- [Given task]:
The listing below is the input. Say how many of its lines contain "учитываются", giving the number alone.

- [Exercise data]:

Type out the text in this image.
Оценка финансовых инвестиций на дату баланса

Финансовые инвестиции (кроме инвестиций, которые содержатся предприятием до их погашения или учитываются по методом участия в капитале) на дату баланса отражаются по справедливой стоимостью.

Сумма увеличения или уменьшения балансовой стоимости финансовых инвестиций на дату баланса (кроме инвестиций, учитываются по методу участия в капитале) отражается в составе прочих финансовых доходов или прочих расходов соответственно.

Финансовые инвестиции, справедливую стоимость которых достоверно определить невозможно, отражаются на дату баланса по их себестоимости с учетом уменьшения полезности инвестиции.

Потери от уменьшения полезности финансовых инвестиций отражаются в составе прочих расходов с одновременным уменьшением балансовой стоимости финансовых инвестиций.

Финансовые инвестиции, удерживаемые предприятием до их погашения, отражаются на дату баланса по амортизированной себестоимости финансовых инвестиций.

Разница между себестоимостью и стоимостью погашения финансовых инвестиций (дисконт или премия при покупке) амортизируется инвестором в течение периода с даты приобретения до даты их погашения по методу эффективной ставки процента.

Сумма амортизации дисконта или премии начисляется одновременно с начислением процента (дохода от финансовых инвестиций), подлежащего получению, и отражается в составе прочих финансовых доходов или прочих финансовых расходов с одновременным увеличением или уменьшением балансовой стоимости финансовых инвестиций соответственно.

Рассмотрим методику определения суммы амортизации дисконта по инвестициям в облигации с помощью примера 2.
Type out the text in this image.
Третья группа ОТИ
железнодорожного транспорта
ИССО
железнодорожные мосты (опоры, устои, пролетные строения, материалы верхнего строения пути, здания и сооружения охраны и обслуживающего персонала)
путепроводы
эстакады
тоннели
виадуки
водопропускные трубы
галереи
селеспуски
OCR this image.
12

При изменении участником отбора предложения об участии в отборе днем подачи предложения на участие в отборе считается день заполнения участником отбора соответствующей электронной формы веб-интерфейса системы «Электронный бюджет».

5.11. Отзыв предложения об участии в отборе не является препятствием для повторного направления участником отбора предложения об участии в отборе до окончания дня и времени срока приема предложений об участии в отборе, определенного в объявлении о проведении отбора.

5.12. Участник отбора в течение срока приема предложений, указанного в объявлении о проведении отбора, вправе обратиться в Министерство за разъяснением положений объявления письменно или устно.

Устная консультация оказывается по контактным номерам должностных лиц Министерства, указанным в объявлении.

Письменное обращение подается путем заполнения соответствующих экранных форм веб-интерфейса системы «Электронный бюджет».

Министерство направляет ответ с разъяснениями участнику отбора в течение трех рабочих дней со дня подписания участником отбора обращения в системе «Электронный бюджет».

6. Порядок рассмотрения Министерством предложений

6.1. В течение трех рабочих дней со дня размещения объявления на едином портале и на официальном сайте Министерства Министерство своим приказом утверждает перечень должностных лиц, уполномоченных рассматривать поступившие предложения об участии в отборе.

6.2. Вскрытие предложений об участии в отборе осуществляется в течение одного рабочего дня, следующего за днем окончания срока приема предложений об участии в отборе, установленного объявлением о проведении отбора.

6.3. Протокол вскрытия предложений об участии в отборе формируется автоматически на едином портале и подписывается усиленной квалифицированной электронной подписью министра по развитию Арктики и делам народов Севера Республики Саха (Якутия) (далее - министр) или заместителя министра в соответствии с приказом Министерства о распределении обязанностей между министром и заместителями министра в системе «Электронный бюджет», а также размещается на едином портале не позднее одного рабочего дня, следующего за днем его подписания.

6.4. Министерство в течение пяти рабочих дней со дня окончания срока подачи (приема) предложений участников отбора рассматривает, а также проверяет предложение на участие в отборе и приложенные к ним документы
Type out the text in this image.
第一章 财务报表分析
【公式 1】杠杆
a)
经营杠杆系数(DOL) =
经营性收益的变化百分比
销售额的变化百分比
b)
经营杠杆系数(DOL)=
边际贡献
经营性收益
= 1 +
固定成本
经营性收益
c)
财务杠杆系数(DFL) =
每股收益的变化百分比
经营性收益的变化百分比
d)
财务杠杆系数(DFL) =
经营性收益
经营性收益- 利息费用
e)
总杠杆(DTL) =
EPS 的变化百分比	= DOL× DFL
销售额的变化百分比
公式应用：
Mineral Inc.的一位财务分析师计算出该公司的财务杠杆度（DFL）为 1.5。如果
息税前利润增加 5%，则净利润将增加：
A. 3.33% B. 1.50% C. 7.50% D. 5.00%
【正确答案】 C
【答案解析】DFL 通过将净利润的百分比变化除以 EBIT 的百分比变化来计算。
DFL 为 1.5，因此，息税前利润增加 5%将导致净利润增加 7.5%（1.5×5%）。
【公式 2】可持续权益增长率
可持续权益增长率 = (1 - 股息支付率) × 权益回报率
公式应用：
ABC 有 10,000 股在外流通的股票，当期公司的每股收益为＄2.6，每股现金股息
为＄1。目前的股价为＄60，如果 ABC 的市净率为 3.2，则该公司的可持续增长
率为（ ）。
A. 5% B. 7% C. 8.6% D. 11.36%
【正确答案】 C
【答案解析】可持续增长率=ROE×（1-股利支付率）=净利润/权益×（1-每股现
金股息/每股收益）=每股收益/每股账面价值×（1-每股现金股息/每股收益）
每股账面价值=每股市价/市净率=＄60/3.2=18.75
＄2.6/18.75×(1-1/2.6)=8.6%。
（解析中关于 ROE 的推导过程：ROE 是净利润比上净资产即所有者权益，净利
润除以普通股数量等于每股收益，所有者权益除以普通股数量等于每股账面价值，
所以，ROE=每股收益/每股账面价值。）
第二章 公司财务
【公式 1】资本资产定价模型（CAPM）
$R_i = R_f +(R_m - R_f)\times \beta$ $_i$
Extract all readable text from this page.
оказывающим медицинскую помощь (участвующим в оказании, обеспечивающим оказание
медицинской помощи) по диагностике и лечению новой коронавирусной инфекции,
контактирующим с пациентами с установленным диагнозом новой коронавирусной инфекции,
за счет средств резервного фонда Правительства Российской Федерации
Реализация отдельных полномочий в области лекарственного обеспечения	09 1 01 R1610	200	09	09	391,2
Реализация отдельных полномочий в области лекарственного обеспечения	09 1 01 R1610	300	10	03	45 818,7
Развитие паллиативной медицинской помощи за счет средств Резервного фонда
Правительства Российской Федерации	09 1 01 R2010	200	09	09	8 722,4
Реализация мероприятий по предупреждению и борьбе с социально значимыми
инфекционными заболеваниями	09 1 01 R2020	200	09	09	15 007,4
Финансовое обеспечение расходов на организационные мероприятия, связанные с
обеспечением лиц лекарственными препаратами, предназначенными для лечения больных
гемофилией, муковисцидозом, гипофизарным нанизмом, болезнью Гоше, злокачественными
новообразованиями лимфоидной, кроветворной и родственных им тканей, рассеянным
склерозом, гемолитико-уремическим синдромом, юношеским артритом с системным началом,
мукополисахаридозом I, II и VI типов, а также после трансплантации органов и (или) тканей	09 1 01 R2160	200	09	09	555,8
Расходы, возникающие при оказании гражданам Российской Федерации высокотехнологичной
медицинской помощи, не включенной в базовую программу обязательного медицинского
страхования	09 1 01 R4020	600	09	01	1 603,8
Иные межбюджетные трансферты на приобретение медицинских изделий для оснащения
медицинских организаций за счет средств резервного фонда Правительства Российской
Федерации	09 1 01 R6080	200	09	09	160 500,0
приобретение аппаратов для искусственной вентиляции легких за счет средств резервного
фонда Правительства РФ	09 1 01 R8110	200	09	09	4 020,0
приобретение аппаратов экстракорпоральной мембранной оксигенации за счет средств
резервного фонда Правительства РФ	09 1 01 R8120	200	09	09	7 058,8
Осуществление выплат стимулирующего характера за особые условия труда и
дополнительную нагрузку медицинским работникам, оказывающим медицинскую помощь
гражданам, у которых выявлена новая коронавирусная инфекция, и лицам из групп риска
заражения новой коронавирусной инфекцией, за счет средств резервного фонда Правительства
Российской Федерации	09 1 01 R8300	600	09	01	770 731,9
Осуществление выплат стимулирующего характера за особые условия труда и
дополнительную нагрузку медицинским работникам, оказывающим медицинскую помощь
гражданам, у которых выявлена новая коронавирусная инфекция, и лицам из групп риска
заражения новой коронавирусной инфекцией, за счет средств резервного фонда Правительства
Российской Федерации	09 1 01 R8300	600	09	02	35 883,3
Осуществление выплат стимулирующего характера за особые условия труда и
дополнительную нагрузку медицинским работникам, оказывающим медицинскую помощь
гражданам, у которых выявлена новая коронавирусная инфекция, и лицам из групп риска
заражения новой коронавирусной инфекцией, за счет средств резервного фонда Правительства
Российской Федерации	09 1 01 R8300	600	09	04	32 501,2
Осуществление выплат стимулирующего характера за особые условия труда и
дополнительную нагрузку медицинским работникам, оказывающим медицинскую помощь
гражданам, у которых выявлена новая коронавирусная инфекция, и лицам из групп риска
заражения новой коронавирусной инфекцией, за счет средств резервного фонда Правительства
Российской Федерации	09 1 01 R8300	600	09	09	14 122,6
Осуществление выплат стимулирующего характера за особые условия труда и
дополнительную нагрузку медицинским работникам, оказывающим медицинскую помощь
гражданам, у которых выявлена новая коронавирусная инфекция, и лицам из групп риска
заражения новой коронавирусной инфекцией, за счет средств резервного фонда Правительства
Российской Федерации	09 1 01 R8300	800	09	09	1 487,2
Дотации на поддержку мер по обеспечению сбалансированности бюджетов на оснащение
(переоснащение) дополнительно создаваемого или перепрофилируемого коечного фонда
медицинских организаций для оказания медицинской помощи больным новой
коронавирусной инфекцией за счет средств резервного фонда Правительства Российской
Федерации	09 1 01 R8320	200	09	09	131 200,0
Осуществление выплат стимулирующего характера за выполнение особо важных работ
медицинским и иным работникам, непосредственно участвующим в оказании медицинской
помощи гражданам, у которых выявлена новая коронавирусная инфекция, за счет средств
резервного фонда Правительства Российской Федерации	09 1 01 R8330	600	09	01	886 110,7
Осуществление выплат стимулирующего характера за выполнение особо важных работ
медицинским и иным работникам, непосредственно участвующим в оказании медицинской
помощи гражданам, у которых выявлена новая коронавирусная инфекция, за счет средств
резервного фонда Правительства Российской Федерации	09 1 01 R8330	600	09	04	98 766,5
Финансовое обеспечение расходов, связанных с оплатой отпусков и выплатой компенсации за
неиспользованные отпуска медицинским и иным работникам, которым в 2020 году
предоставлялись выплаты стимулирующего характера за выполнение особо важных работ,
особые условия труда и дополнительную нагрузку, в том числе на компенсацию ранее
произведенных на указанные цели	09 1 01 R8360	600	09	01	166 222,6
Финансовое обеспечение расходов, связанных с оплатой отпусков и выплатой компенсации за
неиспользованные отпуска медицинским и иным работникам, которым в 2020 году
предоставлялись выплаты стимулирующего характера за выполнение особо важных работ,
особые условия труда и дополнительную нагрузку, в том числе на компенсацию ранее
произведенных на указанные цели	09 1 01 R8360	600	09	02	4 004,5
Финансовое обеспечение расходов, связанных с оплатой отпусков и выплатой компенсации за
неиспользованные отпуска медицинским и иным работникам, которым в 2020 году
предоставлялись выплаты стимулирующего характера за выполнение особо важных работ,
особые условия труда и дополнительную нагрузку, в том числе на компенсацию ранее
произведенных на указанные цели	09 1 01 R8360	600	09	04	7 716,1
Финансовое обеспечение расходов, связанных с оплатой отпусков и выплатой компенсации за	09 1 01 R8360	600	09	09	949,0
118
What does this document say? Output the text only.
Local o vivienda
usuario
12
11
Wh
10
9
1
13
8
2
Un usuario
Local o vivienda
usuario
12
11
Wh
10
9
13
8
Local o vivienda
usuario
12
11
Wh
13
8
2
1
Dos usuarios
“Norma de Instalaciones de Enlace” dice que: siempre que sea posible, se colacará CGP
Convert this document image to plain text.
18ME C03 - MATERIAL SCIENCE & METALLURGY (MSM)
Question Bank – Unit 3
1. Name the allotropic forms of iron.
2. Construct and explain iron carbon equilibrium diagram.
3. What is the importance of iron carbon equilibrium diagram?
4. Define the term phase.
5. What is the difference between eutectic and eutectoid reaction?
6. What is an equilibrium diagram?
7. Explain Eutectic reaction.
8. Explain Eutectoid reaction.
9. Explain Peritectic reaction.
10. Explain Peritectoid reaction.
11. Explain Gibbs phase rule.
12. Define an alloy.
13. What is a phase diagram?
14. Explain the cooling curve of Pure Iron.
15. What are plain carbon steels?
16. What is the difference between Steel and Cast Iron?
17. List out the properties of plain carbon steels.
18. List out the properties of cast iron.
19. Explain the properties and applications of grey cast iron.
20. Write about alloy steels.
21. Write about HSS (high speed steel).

- [Written reply]:
2